(Task objective)
Repeat the listing exactly as given, omitting every image.

(Records shown)
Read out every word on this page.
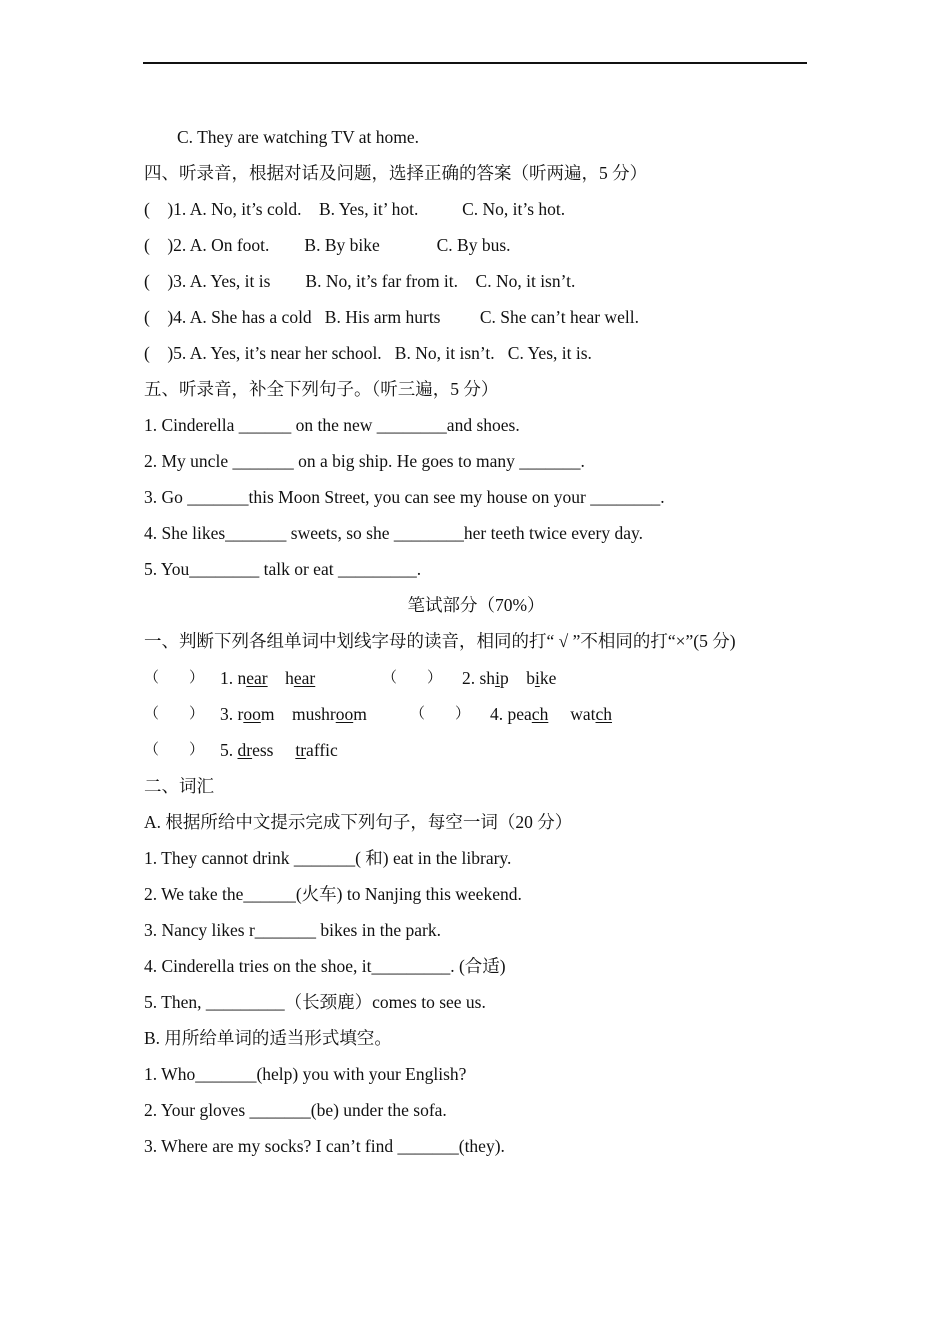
C. They are watching TV at home.
四、听录音，根据对话及问题，选择正确的答案（听两遍，5 分）
(    )1. A. No, it’s cold.    B. Yes, it’ hot.          C. No, it’s hot.
(    )2. A. On foot.        B. By bike             C. By bus.
(    )3. A. Yes, it is        B. No, it’s far from it.    C. No, it isn’t.
(    )4. A. She has a cold   B. His arm hurts         C. She can’t hear well.
(    )5. A. Yes, it’s near her school.   B. No, it isn’t.   C. Yes, it is.
五、听录音，补全下列句子。（听三遍，5 分）
1. Cinderella ______ on the new ________and shoes.
2. My uncle _______ on a big ship. He goes to many _______.
3. Go _______this Moon Street, you can see my house on your ________.
4. She likes_______ sweets, so she ________her teeth twice every day.
5. You________ talk or eat _________.
笔试部分（70%）
一、判断下列各组单词中划线字母的读音，相同的打“ √ ”不相同的打“×”(5 分)

（        ）

1. near hear

	（        ）

2. ship bike

（        ）

3. room mushroom

	（        ）

4. peach watch

（        ）

5. dress traffic

二、词汇
A. 根据所给中文提示完成下列句子，每空一词（20 分）
1. They cannot drink _______( 和) eat in the library.
2. We take the______(火车) to Nanjing this weekend.
3. Nancy likes r_______ bikes in the park.
4. Cinderella tries on the shoe, it_________. (合适)
5. Then, _________（长颈鹿）comes to see us.
B. 用所给单词的适当形式填空。
1. Who_______(help) you with your English?
2. Your gloves _______(be) under the sofa.
3. Where are my socks? I can’t find _______(they).
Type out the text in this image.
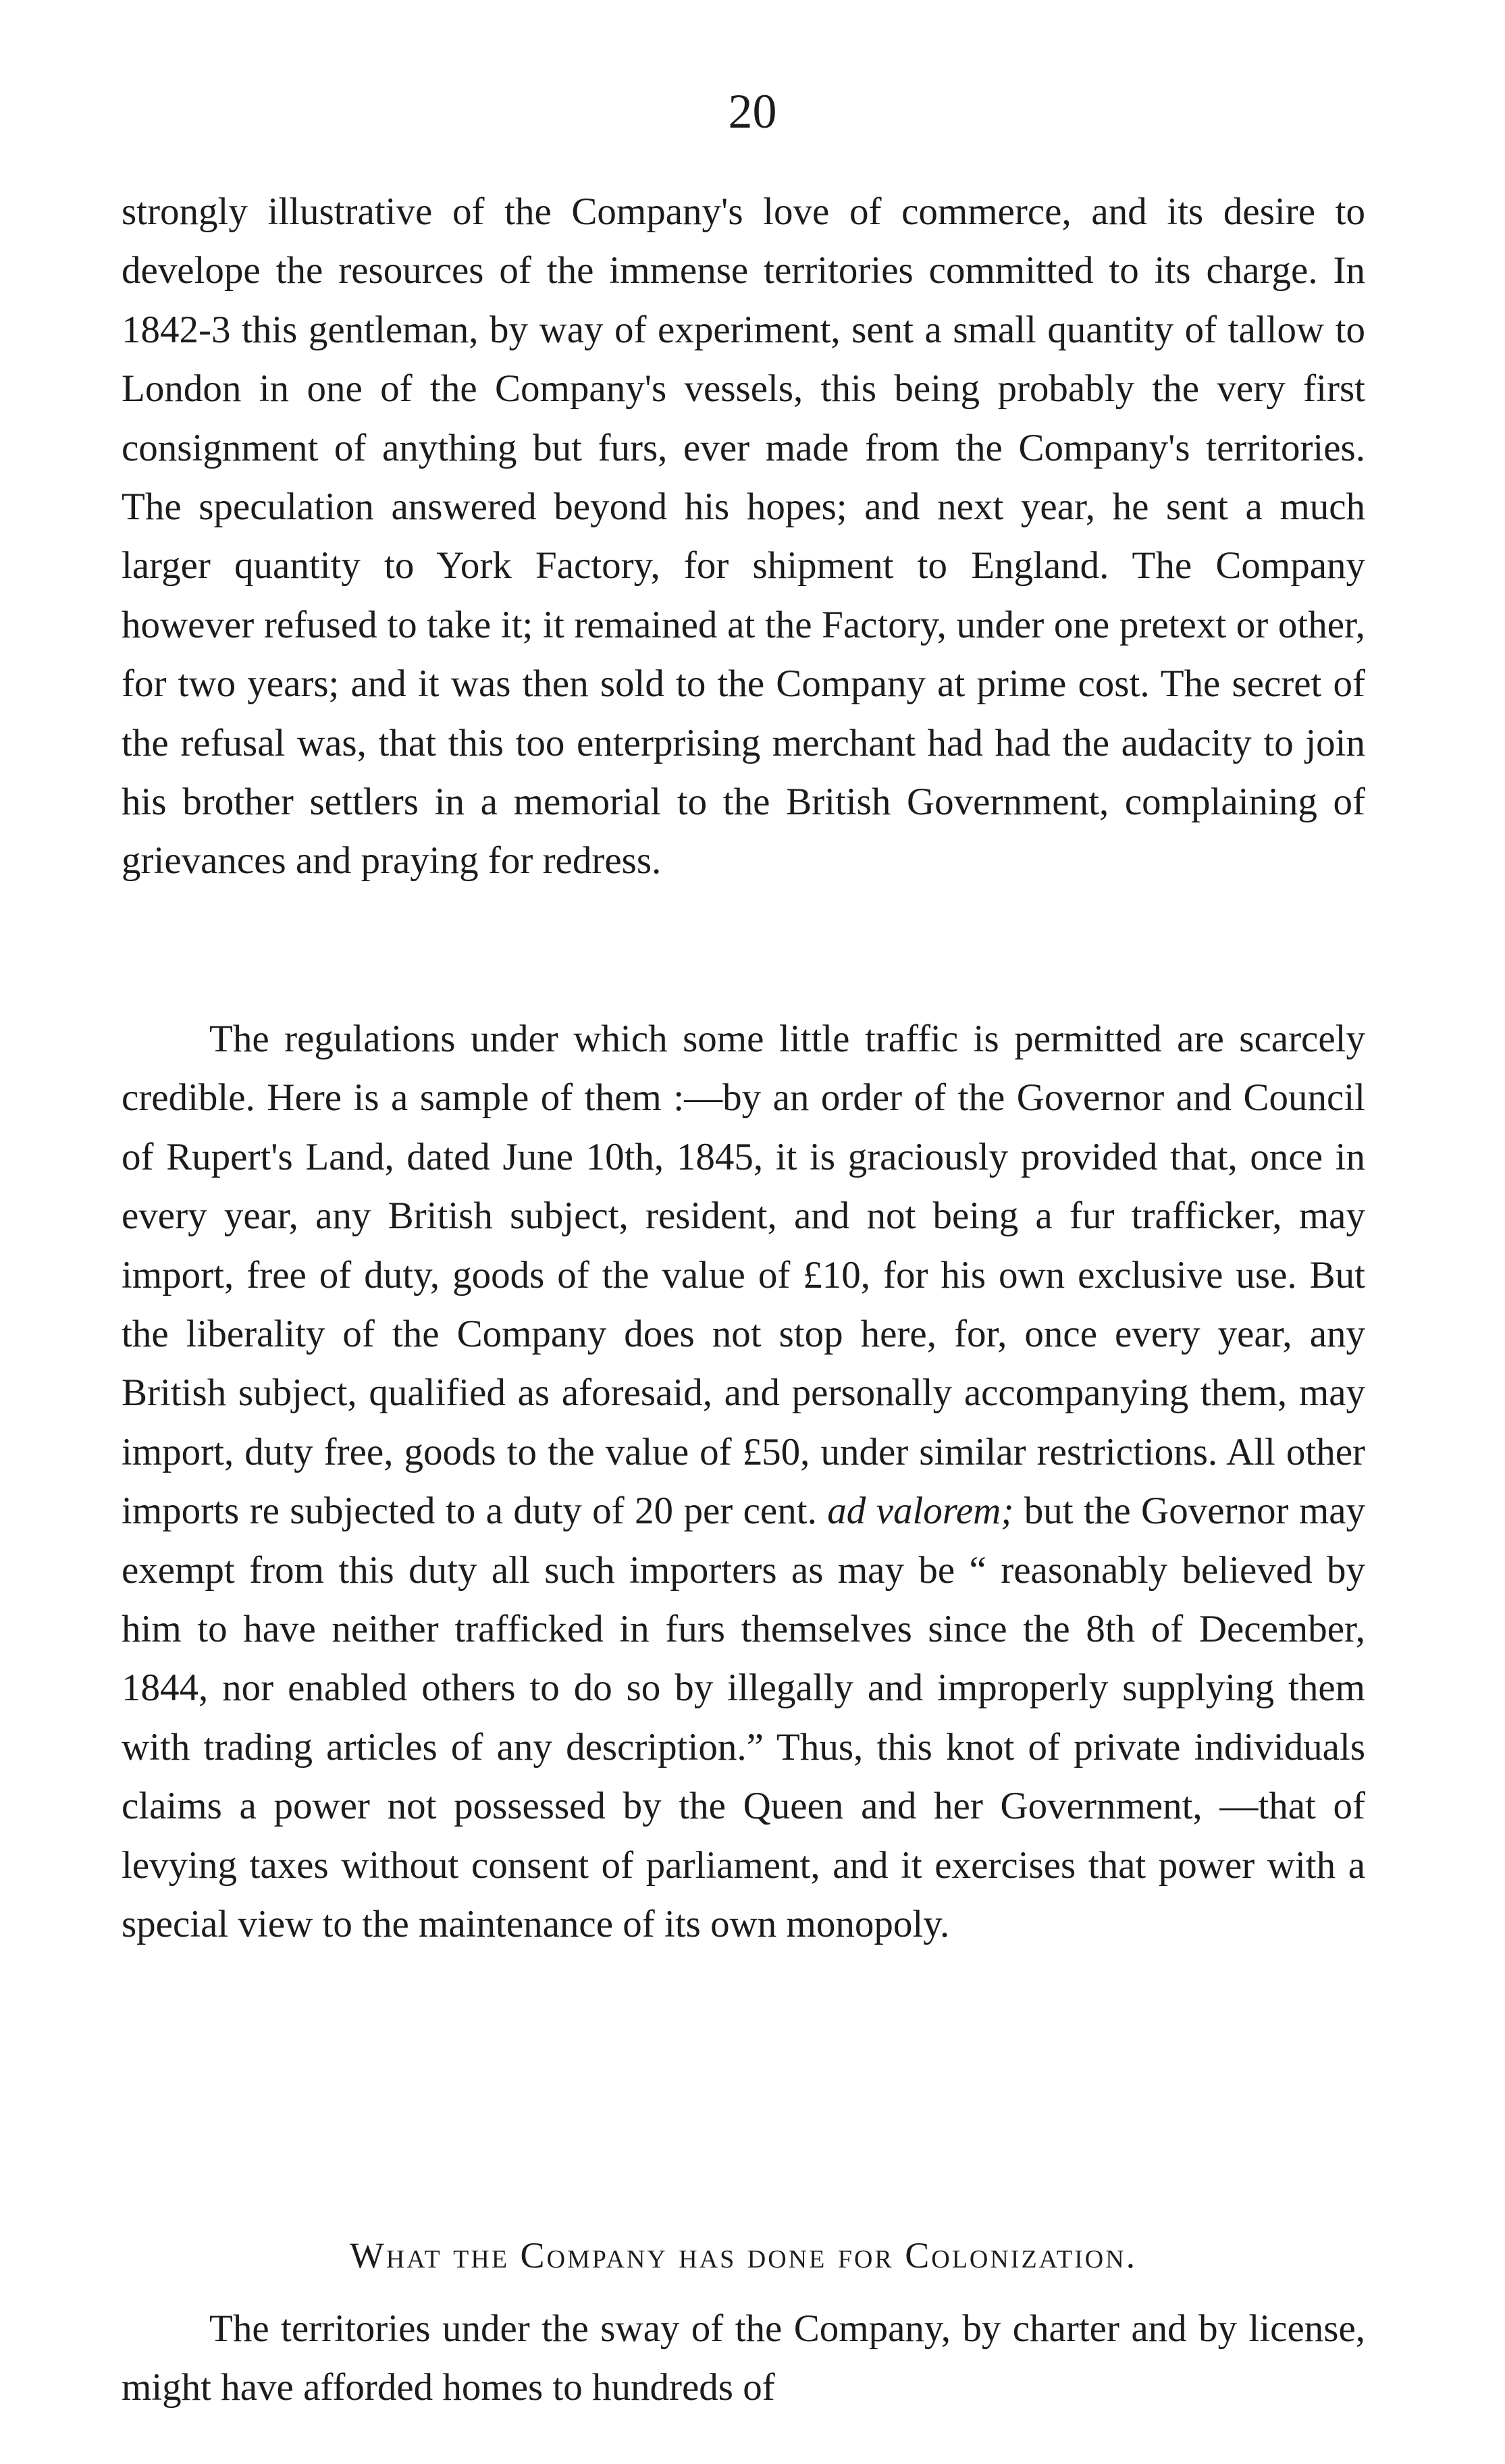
20

strongly illustrative of the Company's love of commerce, and its desire to develope the resources of the immense territories committed to its charge. In 1842-3 this gentleman, by way of experiment, sent a small quantity of tallow to London in one of the Company's vessels, this being probably the very first consignment of anything but furs, ever made from the Company's territories. The speculation answered beyond his hopes; and next year, he sent a much larger quantity to York Factory, for shipment to England. The Company however refused to take it; it remained at the Factory, under one pretext or other, for two years; and it was then sold to the Company at prime cost. The secret of the refusal was, that this too enterprising merchant had had the audacity to join his brother settlers in a memorial to the British Government, complaining of grievances and praying for redress.

The regulations under which some little traffic is permitted are scarcely credible. Here is a sample of them :—by an order of the Governor and Council of Rupert's Land, dated June 10th, 1845, it is graciously provided that, once in every year, any British subject, resident, and not being a fur trafficker, may import, free of duty, goods of the value of £10, for his own exclusive use. But the liberality of the Company does not stop here, for, once every year, any British subject, qualified as aforesaid, and personally accompanying them, may import, duty free, goods to the value of £50, under similar restrictions. All other imports re subjected to a duty of 20 per cent. ad valorem; but the Governor may exempt from this duty all such importers as may be “ reasonably believed by him to have neither trafficked in furs themselves since the 8th of December, 1844, nor enabled others to do so by illegally and improperly supplying them with trading articles of any description.” Thus, this knot of private individuals claims a power not possessed by the Queen and her Government, —that of levying taxes without consent of parliament, and it exercises that power with a special view to the maintenance of its own monopoly.

What the Company has done for Colonization.

The territories under the sway of the Company, by charter and by license, might have afforded homes to hundreds of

(Full response)
Read out every word on this page.
C. They are watching TV at home.
四、听录音，根据对话及问题，选择正确的答案（听两遍，5 分）
(    )1. A. No, it’s cold.    B. Yes, it’ hot.          C. No, it’s hot.
(    )2. A. On foot.        B. By bike             C. By bus.
(    )3. A. Yes, it is        B. No, it’s far from it.    C. No, it isn’t.
(    )4. A. She has a cold   B. His arm hurts         C. She can’t hear well.
(    )5. A. Yes, it’s near her school.   B. No, it isn’t.   C. Yes, it is.
五、听录音，补全下列句子。（听三遍，5 分）
1. Cinderella ______ on the new ________and shoes.
2. My uncle _______ on a big ship. He goes to many _______.
3. Go _______this Moon Street, you can see my house on your ________.
4. She likes_______ sweets, so she ________her teeth twice every day.
5. You________ talk or eat _________.
笔试部分（70%）
一、判断下列各组单词中划线字母的读音，相同的打“ √ ”不相同的打“×”(5 分)

（        ）

1. near hear

	（        ）

2. ship bike

（        ）

3. room mushroom

	（        ）

4. peach watch

（        ）

5. dress traffic

二、词汇
A. 根据所给中文提示完成下列句子，每空一词（20 分）
1. They cannot drink _______( 和) eat in the library.
2. We take the______(火车) to Nanjing this weekend.
3. Nancy likes r_______ bikes in the park.
4. Cinderella tries on the shoe, it_________. (合适)
5. Then, _________（长颈鹿）comes to see us.
B. 用所给单词的适当形式填空。
1. Who_______(help) you with your English?
2. Your gloves _______(be) under the sofa.
3. Where are my socks? I can’t find _______(they).
Type out the text in this image.
20

strongly illustrative of the Company's love of commerce, and its desire to develope the resources of the immense territories committed to its charge. In 1842-3 this gentleman, by way of experiment, sent a small quantity of tallow to London in one of the Company's vessels, this being probably the very first consignment of anything but furs, ever made from the Company's territories. The speculation answered beyond his hopes; and next year, he sent a much larger quantity to York Factory, for shipment to England. The Company however refused to take it; it remained at the Factory, under one pretext or other, for two years; and it was then sold to the Company at prime cost. The secret of the refusal was, that this too enterprising merchant had had the audacity to join his brother settlers in a memorial to the British Government, complaining of grievances and praying for redress.

The regulations under which some little traffic is permitted are scarcely credible. Here is a sample of them :—by an order of the Governor and Council of Rupert's Land, dated June 10th, 1845, it is graciously provided that, once in every year, any British subject, resident, and not being a fur trafficker, may import, free of duty, goods of the value of £10, for his own exclusive use. But the liberality of the Company does not stop here, for, once every year, any British subject, qualified as aforesaid, and personally accompanying them, may import, duty free, goods to the value of £50, under similar restrictions. All other imports re subjected to a duty of 20 per cent. ad valorem; but the Governor may exempt from this duty all such importers as may be “ reasonably believed by him to have neither trafficked in furs themselves since the 8th of December, 1844, nor enabled others to do so by illegally and improperly supplying them with trading articles of any description.” Thus, this knot of private individuals claims a power not possessed by the Queen and her Government, —that of levying taxes without consent of parliament, and it exercises that power with a special view to the maintenance of its own monopoly.

What the Company has done for Colonization.

The territories under the sway of the Company, by charter and by license, might have afforded homes to hundreds of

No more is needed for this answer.